The entries below should be transcribed in their entirety, exactly as written.

Input:
## Begin
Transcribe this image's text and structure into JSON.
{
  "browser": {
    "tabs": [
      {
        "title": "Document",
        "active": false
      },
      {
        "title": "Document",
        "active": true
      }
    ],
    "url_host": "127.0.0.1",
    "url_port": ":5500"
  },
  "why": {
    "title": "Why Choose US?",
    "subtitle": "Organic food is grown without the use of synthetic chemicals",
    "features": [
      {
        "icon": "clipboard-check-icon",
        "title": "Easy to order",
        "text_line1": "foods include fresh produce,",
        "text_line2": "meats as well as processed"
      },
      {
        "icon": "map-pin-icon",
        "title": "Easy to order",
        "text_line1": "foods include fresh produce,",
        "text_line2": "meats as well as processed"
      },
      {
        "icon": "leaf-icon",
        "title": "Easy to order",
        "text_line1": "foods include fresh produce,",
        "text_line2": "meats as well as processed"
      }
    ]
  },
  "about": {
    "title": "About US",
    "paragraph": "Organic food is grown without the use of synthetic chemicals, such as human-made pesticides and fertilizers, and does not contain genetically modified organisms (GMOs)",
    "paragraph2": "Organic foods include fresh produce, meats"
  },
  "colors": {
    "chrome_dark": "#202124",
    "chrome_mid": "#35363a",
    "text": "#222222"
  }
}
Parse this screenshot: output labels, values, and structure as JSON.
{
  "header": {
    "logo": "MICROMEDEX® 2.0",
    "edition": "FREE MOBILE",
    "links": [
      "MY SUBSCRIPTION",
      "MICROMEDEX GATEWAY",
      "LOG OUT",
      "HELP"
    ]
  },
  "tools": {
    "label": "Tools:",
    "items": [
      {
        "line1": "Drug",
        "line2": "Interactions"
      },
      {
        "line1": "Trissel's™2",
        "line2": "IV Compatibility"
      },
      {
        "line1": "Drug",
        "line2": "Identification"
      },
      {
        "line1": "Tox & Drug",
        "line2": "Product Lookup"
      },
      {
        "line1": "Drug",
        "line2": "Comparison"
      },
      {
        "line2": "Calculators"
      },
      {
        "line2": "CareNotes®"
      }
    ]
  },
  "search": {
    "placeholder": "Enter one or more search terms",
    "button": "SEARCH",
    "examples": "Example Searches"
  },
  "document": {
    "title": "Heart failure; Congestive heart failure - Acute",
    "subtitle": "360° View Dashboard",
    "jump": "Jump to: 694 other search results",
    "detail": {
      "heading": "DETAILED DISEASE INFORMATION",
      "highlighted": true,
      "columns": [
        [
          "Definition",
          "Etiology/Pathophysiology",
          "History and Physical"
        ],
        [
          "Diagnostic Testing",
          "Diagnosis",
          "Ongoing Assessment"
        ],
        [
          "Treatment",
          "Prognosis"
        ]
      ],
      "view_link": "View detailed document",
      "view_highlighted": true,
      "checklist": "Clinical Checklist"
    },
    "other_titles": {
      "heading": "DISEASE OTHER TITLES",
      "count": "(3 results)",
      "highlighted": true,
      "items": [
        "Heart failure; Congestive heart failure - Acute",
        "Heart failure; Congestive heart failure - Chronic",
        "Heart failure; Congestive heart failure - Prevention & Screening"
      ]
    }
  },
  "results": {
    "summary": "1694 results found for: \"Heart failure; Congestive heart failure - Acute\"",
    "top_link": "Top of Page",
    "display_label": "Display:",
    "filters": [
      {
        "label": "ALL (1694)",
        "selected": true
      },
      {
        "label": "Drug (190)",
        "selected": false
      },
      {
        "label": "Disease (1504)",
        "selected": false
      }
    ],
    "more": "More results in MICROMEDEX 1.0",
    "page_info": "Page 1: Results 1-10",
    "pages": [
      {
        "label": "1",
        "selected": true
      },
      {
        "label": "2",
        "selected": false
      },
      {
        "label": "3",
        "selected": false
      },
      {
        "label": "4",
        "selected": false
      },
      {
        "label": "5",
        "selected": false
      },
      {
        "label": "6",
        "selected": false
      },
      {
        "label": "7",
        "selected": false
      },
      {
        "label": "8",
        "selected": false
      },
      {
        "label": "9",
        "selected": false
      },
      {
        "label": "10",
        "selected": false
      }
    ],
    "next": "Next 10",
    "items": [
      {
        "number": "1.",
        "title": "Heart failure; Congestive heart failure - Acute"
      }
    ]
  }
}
## End
The completed task:
Transcribe this image's text and structure into JSON.
{
  "browser": {
    "tabs": [
      {
        "title": "Document",
        "active": false
      },
      {
        "title": "Document",
        "active": true
      }
    ],
    "url_host": "127.0.0.1",
    "url_port": ":5500"
  },
  "why": {
    "title": "Why Choose US?",
    "subtitle": "Organic food is grown without the use of synthetic chemicals",
    "features": [
      {
        "icon": "clipboard-check-icon",
        "title": "Easy to order",
        "text_line1": "foods include fresh produce,",
        "text_line2": "meats as well as processed"
      },
      {
        "icon": "map-pin-icon",
        "title": "Easy to order",
        "text_line1": "foods include fresh produce,",
        "text_line2": "meats as well as processed"
      },
      {
        "icon": "leaf-icon",
        "title": "Easy to order",
        "text_line1": "foods include fresh produce,",
        "text_line2": "meats as well as processed"
      }
    ]
  },
  "about": {
    "title": "About US",
    "paragraph": "Organic food is grown without the use of synthetic chemicals, such as human-made pesticides and fertilizers, and does not contain genetically modified organisms (GMOs)",
    "paragraph2": "Organic foods include fresh produce, meats"
  },
  "colors": {
    "chrome_dark": "#202124",
    "chrome_mid": "#35363a",
    "text": "#222222"
  }
}
Parse this screenshot: output labels, values, and structure as JSON.
{
  "header": {
    "logo": "MICROMEDEX® 2.0",
    "edition": "FREE MOBILE",
    "links": [
      "MY SUBSCRIPTION",
      "MICROMEDEX GATEWAY",
      "LOG OUT",
      "HELP"
    ]
  },
  "tools": {
    "label": "Tools:",
    "items": [
      {
        "line1": "Drug",
        "line2": "Interactions"
      },
      {
        "line1": "Trissel's™2",
        "line2": "IV Compatibility"
      },
      {
        "line1": "Drug",
        "line2": "Identification"
      },
      {
        "line1": "Tox & Drug",
        "line2": "Product Lookup"
      },
      {
        "line1": "Drug",
        "line2": "Comparison"
      },
      {
        "line2": "Calculators"
      },
      {
        "line2": "CareNotes®"
      }
    ]
  },
  "search": {
    "placeholder": "Enter one or more search terms",
    "button": "SEARCH",
    "examples": "Example Searches"
  },
  "document": {
    "title": "Heart failure; Congestive heart failure - Acute",
    "subtitle": "360° View Dashboard",
    "jump": "Jump to: 694 other search results",
    "detail": {
      "heading": "DETAILED DISEASE INFORMATION",
      "highlighted": true,
      "columns": [
        [
          "Definition",
          "Etiology/Pathophysiology",
          "History and Physical"
        ],
        [
          "Diagnostic Testing",
          "Diagnosis",
          "Ongoing Assessment"
        ],
        [
          "Treatment",
          "Prognosis"
        ]
      ],
      "view_link": "View detailed document",
      "view_highlighted": true,
      "checklist": "Clinical Checklist"
    },
    "other_titles": {
      "heading": "DISEASE OTHER TITLES",
      "count": "(3 results)",
      "highlighted": true,
      "items": [
        "Heart failure; Congestive heart failure - Acute",
        "Heart failure; Congestive heart failure - Chronic",
        "Heart failure; Congestive heart failure - Prevention & Screening"
      ]
    }
  },
  "results": {
    "summary": "1694 results found for: \"Heart failure; Congestive heart failure - Acute\"",
    "top_link": "Top of Page",
    "display_label": "Display:",
    "filters": [
      {
        "label": "ALL (1694)",
        "selected": true
      },
      {
        "label": "Drug (190)",
        "selected": false
      },
      {
        "label": "Disease (1504)",
        "selected": false
      }
    ],
    "more": "More results in MICROMEDEX 1.0",
    "page_info": "Page 1: Results 1-10",
    "pages": [
      {
        "label": "1",
        "selected": true
      },
      {
        "label": "2",
        "selected": false
      },
      {
        "label": "3",
        "selected": false
      },
      {
        "label": "4",
        "selected": false
      },
      {
        "label": "5",
        "selected": false
      },
      {
        "label": "6",
        "selected": false
      },
      {
        "label": "7",
        "selected": false
      },
      {
        "label": "8",
        "selected": false
      },
      {
        "label": "9",
        "selected": false
      },
      {
        "label": "10",
        "selected": false
      }
    ],
    "next": "Next 10",
    "items": [
      {
        "number": "1.",
        "title": "Heart failure; Congestive heart failure - Acute"
      }
    ]
  }
}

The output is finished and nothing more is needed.